* [SHORT EXERCISE] "this" appears in how many lines of the entries? State only the number.

-------- AVAILABLE RECORDS --------

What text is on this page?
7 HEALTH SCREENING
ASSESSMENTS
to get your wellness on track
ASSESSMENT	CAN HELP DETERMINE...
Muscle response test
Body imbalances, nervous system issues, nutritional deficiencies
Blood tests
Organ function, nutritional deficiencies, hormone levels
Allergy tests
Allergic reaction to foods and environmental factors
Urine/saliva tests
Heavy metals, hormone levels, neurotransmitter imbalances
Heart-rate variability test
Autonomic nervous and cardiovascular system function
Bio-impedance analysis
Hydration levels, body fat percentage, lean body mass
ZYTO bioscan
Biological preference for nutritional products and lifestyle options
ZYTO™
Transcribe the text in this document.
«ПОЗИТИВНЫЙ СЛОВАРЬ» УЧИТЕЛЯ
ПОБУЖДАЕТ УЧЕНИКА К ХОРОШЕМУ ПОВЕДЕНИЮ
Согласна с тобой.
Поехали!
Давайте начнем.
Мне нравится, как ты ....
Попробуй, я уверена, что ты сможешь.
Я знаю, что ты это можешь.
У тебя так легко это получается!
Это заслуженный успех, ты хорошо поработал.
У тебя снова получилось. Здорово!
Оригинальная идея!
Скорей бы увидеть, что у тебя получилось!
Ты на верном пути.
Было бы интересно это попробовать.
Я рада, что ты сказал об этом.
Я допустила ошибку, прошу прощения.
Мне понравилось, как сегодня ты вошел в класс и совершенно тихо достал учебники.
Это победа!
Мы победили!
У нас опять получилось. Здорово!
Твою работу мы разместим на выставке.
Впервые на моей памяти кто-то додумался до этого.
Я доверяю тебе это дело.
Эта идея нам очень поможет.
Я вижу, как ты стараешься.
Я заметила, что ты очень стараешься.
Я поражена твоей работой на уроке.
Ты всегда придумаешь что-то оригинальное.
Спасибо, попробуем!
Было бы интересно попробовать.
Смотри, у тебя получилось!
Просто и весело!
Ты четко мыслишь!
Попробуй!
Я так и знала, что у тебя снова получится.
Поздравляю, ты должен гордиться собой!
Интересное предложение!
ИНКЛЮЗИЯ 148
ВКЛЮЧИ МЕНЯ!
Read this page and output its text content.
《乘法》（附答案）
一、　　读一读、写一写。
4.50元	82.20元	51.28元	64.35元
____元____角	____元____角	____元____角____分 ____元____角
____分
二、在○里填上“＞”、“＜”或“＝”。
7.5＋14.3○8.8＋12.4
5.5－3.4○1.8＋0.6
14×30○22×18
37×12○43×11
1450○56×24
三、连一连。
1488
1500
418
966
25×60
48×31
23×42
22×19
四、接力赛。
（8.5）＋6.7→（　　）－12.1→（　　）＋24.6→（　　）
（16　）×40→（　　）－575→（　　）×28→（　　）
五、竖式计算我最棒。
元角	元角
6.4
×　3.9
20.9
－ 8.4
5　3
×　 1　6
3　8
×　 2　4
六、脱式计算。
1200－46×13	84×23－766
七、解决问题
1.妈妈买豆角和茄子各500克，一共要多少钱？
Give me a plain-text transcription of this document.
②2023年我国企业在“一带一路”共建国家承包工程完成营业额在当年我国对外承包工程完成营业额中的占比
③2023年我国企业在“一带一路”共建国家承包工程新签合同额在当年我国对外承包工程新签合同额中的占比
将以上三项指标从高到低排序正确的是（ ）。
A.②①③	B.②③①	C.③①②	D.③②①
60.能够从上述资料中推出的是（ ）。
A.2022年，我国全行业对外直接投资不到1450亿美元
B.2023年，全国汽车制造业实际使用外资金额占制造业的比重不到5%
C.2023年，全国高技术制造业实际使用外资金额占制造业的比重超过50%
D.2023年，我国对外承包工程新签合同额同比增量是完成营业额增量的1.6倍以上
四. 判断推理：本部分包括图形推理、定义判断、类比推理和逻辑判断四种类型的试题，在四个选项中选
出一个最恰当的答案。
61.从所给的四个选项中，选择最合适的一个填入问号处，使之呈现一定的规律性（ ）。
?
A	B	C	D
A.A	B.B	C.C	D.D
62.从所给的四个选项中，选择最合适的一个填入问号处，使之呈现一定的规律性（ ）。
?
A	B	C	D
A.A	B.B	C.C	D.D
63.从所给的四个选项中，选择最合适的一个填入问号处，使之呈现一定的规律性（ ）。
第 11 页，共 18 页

--------

* [ANSWER] 4